*Wyodrębniony tekst*:
>>>

Po nim ruszamy na dzisiejszy etap w którym po piętnastu kilometrach jesteśmy już pod latarnią morską w Kołobrzegu. Chwilę pokręciliśmy się po najbliższej okolicy i dalej w drogę. Zapowiada się kolejny gorący dzień, ale ścieżka przez Kołobrzeg jest w większości w cieniu. Park, drzewka nadmorska promenada. Ładnie. W Sianożętach przerwa na lodzika w rozmiarze XXL. Ogromny ale dałem radę 😉 . Dalej trasa cały czas w pobliżu morza i na czterdziestym kilometrze kolejna dziś latarnia. Ta w Gąskach.
Jeszcze dziesięć kilometrów i jest Mielno. Pora na obiadek i zakupy bo gorąc nie odpuszcza. Dalsza trasa prowadzi wzdłuż jeziora Jamno za którym następuje odbicie na południe. Na krańcu jeziora przystań kajakowa w Osiekach. Ładne miejsce i mocno oblężone przez różnych odwiedzających. W tym miłośników kajakarstwa. Jest tutaj tablica z proponowanym szlakiem kajakowym. Miło.
Chwila przerwy i pedałujemy dalej wzdłuż głównej drogi, drogą główną i drogą która się kończy bo jest cała rozkopana. Remont. Na szczęście to krótka droga, jakieś 200 metrów. Dalej już ok. Koło osiemnastej dojeżdżamy do Dębek. Nad jeziorem szykuje się jakaś otwarta impreza. Mnóstwo ludzi. Jedziemy dalej jakby nazad – na zachód, tylko drogą oddzielającą Bałtyk od jeziora Bukowo. Pamiętałem że droga do kanału była kiedyś zamknięta dla ruchu samochodowego, dlatego postanowiliśmy do niego dojechać by znaleźć gdzieś nad jeziorkiem miejsce na dzisiejszy nocleg. A tu jak to nad nadmorskimi jeziorkami w miejscach odludnych zero dostępu do wody. Wciąż słońce pali . Gorąco a w trawie w której mogliśmy się rozbić mnóstwo kleszczy. Zrzucamy z siebie po dwie sztuki tych pajęczaków i idziemy na przeciwległą stronę kanału. Tą nad morzem. Kanał lekko wyschnięty, nie łączy się z Bałtykiem.

<<<

*Wykonaj polecenie*: Proszę kontynuować relację z rowerowej wyprawy wzdłuż Bałtyku, zaczynając od miejsca po zdaniu o wyschniętym kanale.

*Podane wpisy*:
>>>

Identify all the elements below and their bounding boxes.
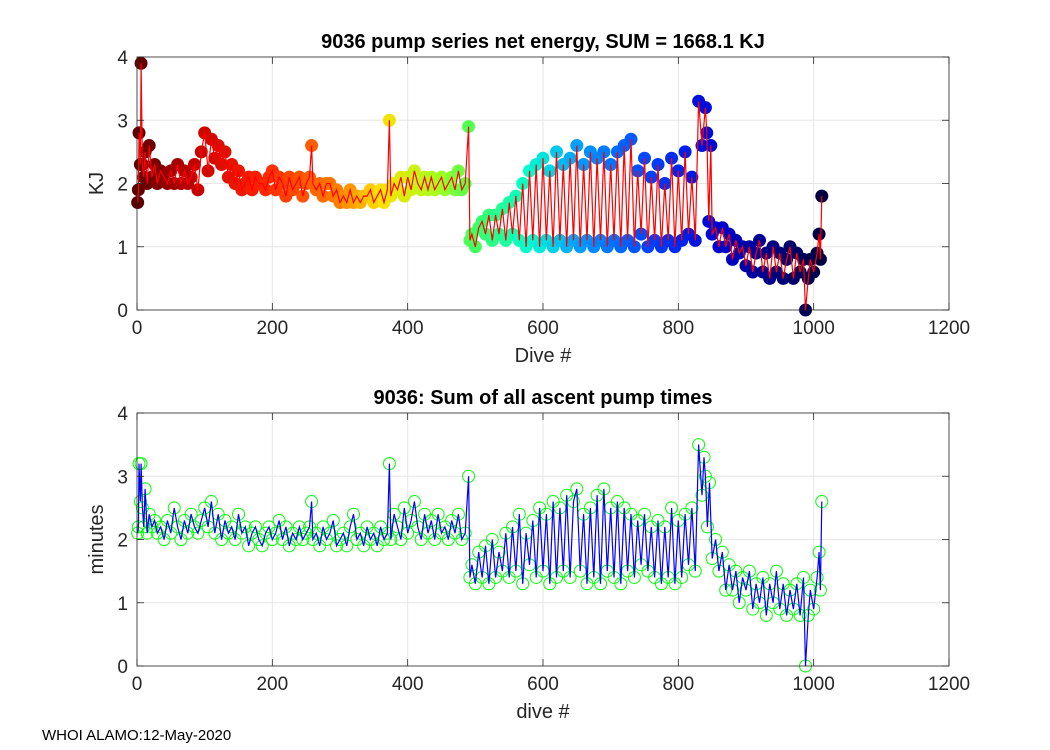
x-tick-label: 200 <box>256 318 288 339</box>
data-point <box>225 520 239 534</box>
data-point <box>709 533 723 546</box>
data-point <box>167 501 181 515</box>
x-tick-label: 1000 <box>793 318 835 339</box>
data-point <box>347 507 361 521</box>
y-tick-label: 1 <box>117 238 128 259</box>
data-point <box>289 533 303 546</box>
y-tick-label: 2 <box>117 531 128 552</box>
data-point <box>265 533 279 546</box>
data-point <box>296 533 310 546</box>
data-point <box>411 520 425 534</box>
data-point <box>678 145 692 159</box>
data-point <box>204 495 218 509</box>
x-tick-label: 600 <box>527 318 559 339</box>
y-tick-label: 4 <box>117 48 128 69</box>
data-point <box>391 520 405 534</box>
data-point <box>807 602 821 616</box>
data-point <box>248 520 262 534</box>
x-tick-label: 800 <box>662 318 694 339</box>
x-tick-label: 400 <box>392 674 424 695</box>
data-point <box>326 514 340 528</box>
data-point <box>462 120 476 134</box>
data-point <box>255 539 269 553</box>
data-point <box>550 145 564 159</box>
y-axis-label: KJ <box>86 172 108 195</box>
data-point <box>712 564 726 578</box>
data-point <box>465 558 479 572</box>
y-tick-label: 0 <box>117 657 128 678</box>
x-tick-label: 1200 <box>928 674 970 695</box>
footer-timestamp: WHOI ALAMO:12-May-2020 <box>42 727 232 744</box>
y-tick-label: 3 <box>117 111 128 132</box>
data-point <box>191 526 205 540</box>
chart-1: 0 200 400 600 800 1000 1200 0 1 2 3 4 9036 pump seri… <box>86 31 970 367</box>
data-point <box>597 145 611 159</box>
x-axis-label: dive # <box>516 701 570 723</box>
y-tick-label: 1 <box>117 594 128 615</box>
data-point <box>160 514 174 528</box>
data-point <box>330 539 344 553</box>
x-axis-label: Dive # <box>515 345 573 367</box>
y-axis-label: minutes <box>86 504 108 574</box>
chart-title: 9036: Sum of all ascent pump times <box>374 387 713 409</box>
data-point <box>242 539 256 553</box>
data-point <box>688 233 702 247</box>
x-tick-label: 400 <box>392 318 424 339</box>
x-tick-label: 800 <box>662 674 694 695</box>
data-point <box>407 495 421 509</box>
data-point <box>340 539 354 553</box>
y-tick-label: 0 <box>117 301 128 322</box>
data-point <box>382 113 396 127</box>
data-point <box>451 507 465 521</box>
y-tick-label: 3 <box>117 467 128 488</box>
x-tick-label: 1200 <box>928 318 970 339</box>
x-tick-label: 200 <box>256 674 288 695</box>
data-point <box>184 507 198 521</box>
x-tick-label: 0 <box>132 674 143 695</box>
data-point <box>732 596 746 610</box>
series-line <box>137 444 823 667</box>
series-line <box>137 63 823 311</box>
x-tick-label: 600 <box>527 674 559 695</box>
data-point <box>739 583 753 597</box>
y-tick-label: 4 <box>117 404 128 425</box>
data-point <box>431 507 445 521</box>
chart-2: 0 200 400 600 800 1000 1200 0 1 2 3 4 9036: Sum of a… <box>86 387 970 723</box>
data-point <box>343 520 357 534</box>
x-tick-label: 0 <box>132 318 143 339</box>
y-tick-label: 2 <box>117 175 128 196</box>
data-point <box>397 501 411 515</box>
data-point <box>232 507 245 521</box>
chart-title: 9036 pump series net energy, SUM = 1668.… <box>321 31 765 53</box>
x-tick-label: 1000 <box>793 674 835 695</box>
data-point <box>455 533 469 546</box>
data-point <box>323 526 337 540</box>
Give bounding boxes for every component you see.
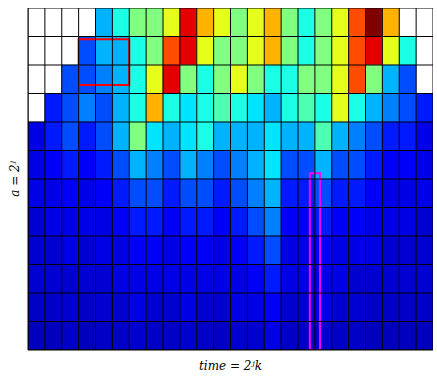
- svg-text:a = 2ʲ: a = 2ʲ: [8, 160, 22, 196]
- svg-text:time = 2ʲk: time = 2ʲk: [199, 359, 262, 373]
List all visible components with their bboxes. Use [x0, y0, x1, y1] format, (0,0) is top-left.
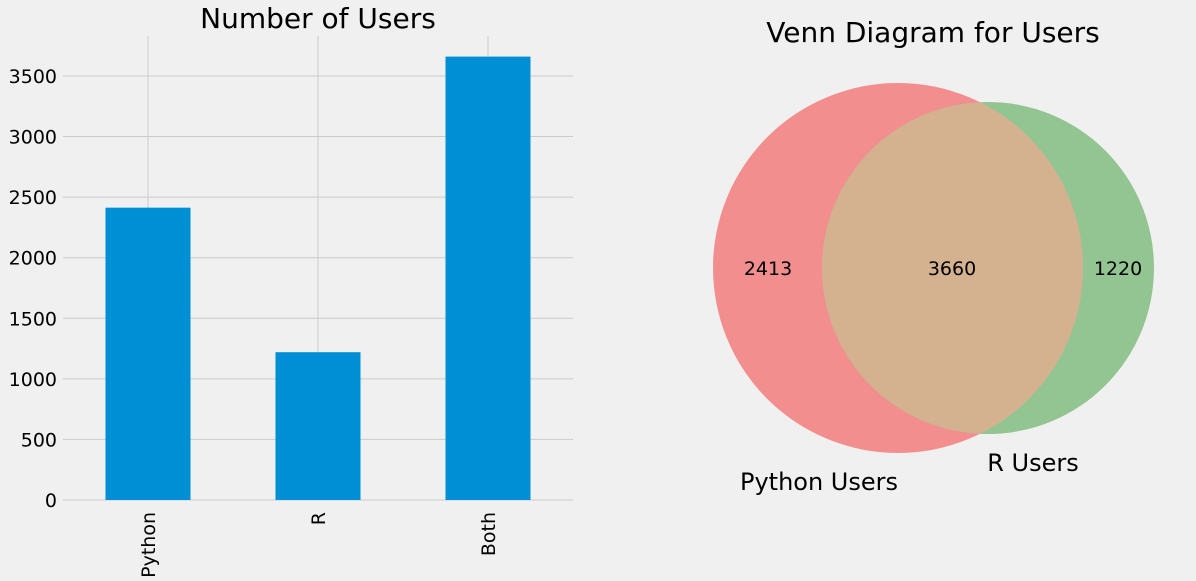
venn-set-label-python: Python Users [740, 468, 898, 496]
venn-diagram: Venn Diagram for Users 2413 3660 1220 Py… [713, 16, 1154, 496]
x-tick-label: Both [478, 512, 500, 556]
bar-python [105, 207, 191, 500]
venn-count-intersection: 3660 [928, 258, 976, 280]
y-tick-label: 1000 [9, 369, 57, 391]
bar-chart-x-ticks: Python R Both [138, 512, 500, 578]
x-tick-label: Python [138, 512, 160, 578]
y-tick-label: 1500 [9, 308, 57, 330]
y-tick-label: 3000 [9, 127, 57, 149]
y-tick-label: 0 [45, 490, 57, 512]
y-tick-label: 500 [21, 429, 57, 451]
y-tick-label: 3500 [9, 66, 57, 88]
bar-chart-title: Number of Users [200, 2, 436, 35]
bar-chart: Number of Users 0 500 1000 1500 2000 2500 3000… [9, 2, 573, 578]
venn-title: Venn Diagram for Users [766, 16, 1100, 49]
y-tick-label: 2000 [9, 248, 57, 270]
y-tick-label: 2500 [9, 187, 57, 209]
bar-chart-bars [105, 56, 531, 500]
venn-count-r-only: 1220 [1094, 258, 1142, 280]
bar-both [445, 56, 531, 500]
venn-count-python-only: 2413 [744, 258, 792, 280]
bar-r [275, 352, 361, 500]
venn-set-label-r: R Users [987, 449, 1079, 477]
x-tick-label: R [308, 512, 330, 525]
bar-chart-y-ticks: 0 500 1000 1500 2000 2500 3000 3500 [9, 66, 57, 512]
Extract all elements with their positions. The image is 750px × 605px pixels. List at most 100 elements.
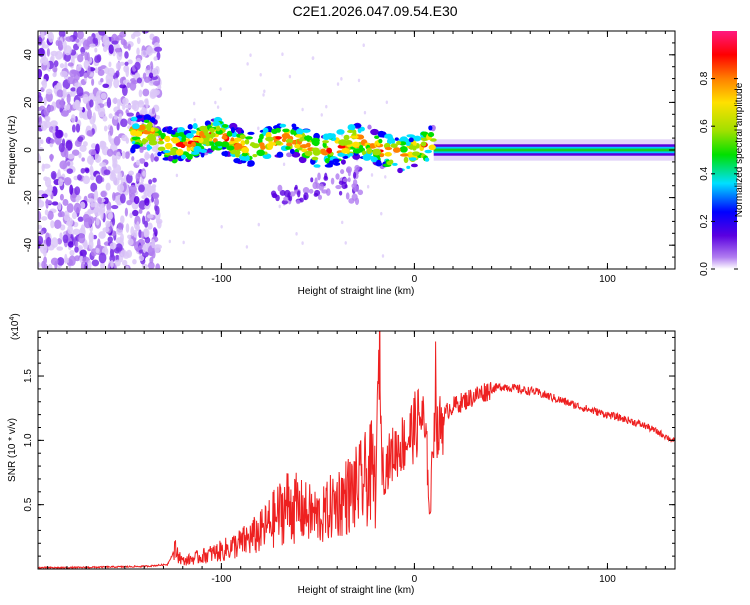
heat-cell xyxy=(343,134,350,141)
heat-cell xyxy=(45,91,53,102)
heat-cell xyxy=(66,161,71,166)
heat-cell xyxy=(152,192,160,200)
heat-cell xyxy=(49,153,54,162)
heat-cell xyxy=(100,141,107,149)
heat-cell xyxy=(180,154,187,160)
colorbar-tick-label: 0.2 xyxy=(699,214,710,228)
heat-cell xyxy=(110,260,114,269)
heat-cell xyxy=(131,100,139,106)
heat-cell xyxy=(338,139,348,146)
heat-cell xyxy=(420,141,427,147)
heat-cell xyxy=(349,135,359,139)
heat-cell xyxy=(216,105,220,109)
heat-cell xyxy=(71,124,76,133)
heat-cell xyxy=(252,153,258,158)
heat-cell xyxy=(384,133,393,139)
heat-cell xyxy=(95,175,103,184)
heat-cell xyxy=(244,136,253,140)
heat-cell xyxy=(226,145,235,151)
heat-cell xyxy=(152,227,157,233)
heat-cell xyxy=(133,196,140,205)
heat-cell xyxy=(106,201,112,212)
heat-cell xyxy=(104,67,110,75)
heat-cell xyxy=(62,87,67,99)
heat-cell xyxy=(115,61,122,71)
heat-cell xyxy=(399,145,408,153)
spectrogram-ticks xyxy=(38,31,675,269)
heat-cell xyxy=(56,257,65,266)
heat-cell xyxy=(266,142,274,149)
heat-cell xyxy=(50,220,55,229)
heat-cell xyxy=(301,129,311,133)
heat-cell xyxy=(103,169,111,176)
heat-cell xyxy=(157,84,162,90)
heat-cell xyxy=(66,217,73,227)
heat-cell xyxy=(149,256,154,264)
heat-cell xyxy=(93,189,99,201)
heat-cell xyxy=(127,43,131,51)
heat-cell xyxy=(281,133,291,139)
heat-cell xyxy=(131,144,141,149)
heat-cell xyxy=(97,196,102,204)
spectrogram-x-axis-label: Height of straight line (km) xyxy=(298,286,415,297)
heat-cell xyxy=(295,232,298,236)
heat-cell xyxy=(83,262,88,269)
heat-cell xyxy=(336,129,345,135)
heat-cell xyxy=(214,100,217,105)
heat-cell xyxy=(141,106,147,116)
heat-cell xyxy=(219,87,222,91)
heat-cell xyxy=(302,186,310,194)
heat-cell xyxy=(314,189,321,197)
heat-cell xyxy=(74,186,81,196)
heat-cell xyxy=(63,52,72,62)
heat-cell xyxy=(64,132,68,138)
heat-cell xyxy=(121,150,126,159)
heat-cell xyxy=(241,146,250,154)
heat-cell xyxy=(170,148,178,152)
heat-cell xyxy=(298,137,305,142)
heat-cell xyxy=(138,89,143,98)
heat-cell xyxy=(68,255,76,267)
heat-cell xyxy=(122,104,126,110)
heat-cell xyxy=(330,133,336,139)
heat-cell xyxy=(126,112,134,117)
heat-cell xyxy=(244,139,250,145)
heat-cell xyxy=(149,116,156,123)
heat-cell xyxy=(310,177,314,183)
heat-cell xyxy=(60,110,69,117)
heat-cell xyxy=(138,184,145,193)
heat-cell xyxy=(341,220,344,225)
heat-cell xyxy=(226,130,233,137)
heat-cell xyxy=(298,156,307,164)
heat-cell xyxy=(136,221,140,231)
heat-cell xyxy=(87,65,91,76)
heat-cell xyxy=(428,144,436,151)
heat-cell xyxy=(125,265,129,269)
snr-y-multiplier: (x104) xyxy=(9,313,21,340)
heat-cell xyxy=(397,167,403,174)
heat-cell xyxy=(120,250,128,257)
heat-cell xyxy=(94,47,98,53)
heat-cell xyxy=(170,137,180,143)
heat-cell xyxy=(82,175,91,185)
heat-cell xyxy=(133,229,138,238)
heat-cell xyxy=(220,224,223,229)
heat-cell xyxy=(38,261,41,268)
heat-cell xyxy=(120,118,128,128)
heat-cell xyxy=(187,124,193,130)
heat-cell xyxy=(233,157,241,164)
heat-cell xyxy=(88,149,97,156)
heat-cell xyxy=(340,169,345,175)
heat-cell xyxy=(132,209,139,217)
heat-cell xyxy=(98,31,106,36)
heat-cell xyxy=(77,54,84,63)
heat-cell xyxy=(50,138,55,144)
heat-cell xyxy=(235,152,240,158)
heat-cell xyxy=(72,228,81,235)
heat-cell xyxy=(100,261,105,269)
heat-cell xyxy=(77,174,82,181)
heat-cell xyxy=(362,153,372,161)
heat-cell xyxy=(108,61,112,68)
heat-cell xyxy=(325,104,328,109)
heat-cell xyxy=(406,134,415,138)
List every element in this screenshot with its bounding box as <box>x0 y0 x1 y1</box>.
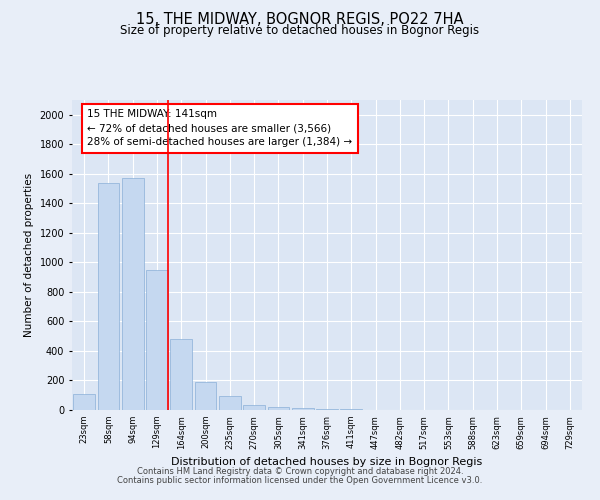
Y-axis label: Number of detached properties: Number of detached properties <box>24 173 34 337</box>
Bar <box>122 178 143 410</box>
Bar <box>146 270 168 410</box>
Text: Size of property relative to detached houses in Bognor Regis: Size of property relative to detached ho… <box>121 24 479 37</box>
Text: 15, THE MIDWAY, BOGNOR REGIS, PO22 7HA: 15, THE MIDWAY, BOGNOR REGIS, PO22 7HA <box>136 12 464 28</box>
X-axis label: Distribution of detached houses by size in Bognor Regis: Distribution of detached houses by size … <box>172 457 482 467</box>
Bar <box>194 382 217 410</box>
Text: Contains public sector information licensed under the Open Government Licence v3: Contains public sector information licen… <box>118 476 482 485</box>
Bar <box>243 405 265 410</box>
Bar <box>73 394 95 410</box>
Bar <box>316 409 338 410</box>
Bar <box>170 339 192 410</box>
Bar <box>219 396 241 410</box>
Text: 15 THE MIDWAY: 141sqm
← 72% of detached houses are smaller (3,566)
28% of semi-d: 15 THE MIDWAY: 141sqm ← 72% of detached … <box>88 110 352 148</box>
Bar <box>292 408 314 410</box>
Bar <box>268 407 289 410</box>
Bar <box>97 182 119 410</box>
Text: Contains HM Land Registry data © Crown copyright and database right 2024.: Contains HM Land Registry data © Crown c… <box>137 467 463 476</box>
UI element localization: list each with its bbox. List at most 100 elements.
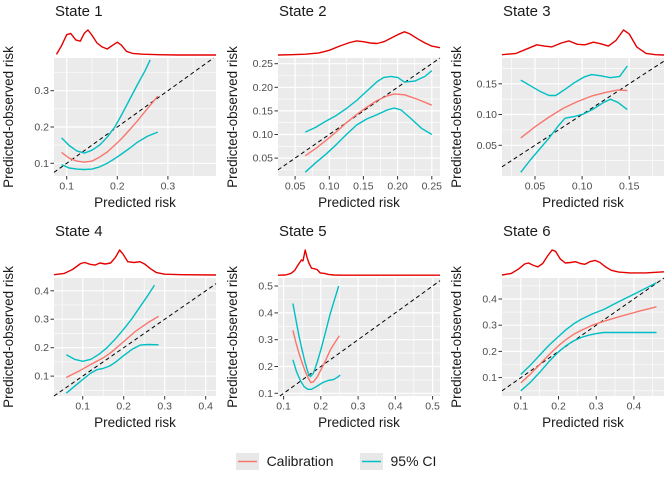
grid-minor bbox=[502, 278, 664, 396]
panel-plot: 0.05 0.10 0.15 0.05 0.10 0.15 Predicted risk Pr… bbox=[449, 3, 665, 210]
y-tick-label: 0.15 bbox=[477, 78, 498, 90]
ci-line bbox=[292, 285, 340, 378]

<<<

*Odpowiedź do zadania*:
Zupełnie nie jest tutaj tak jak wtedy gdy walczyłem w tym miejscu o życie podczas spływu linią Bałtyku gdy cuma zakleszczyła mi się na palu falochronowym po wywrotce na sporych falach (tutaj o tym) Myślę że zanocujemy na piachu nad kanałem, bliżej morza niż jeziora, tylko zaczekamy na zachód słońca bo wciąż grzeje niemiłosiernie, a może też wyniosą się nieliczni spacerowicze.
Zachód średni a miejsce puste. Do czasu. Przed północą dwie podchmielone parki przechodzą obok namiotu z okrzykiem „nie spać, zwiedzać”. Najwyraźniej idą pokąpać się w Bałtyku. Jakiś czas później obok namiotu przejeżdża quad na którym ktoś do kogoś mówi że ktoś tu nocuje. Nie wiem czy to legalny czy nie legalny przejazd. Odgłos maszyny oddala się kierując w stronę miasteczka plażą. Spokój. Jeszcze tylko powrót dwóch par z wiadomym okrzykiem i już do rana cichutko zważywszy na to że na Bałtyku wciąż flauta – zero w skali Bouforta ;-). Dziś przejechaliśmy 90 km.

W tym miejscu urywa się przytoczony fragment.